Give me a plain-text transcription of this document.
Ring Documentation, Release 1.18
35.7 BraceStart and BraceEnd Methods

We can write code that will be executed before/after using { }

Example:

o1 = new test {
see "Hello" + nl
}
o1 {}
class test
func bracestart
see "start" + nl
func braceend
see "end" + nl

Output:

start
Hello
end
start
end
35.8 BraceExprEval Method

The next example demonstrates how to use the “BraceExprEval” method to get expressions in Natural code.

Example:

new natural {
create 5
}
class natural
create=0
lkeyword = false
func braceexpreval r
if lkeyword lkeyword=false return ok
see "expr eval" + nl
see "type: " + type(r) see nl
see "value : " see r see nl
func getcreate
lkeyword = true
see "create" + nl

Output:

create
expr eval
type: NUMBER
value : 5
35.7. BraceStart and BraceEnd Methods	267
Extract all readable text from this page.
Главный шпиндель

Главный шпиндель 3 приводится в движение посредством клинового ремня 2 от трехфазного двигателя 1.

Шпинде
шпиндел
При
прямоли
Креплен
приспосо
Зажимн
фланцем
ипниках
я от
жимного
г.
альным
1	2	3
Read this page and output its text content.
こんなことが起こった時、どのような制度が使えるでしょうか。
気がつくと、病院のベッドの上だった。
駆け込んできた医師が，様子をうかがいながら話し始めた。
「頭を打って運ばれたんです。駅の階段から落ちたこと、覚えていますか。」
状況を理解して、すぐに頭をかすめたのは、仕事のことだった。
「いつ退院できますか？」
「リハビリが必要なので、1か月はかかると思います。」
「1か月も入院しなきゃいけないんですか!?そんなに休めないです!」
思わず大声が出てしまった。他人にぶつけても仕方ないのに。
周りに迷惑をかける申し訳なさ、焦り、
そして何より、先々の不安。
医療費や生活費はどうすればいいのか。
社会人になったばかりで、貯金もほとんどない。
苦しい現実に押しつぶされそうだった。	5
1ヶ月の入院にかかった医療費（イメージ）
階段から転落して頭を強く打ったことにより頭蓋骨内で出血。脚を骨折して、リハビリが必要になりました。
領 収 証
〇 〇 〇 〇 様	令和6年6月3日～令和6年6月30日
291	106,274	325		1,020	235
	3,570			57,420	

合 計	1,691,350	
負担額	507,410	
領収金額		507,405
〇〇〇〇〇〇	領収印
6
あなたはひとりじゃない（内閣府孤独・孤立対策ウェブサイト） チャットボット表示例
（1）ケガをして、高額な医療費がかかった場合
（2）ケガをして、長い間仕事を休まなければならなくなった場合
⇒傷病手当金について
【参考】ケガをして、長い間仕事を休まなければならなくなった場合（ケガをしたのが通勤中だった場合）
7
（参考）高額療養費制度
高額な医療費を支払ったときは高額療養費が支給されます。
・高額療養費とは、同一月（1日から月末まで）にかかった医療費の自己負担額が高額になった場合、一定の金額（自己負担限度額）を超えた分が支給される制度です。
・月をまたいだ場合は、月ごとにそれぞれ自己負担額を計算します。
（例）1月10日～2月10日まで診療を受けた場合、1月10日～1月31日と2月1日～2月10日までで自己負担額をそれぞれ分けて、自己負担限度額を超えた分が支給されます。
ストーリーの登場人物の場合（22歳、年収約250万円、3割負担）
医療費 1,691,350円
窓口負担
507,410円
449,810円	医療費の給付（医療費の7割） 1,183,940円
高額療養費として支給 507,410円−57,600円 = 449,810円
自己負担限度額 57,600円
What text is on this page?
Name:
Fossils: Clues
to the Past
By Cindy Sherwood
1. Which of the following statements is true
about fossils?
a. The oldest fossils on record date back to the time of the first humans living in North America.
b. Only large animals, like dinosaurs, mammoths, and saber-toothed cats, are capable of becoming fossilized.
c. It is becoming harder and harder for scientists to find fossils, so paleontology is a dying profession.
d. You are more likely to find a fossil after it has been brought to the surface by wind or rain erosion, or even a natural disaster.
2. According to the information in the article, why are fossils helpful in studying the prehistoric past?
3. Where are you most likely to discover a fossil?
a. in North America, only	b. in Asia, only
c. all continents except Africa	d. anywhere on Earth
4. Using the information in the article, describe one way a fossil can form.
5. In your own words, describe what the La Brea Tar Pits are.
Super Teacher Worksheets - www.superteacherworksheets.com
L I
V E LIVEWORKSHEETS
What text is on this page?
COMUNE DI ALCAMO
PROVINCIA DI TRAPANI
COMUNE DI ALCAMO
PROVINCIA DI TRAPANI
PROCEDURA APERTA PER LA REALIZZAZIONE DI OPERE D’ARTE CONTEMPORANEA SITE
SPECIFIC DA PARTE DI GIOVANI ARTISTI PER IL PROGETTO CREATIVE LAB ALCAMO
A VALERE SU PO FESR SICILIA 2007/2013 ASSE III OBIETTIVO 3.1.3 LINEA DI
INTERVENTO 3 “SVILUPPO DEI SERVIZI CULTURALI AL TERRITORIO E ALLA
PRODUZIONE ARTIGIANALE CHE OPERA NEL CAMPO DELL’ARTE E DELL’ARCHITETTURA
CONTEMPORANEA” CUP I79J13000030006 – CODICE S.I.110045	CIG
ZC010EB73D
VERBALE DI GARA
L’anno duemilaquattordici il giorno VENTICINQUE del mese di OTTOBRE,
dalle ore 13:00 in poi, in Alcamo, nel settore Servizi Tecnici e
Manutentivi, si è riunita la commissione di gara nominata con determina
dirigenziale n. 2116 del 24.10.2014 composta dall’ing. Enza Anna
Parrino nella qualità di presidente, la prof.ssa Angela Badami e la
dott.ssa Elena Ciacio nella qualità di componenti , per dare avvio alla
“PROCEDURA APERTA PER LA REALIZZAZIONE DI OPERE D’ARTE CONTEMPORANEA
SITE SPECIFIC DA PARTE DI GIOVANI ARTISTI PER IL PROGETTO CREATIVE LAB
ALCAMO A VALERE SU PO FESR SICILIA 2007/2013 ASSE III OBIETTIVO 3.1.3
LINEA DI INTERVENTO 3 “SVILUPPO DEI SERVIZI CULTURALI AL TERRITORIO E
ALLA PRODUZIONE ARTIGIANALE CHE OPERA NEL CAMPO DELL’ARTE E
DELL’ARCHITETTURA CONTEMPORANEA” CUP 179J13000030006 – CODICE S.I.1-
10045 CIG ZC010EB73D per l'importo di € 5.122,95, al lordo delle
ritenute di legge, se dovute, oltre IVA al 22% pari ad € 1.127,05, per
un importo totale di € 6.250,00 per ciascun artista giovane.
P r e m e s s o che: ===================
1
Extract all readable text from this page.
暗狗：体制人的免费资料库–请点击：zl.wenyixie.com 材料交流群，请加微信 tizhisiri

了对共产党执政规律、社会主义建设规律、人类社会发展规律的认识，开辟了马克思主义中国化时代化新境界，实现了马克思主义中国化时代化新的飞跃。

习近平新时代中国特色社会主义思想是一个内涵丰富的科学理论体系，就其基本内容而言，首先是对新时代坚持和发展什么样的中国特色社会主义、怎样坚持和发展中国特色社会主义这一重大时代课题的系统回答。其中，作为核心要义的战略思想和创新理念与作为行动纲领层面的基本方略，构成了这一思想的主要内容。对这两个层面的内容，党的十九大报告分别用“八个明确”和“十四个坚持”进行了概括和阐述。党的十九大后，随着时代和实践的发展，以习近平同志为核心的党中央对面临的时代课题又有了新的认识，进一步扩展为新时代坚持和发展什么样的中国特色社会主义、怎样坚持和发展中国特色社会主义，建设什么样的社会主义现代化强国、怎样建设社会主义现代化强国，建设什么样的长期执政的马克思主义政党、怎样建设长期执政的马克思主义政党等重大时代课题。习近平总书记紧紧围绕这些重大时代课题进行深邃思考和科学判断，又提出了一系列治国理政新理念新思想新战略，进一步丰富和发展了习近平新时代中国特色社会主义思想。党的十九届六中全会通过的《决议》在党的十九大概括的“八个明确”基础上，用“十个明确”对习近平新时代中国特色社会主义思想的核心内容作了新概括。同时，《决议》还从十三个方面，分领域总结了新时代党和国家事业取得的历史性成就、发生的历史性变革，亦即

Your task: Give a single number: the count of lines above that include the word "false".

Correct response: 2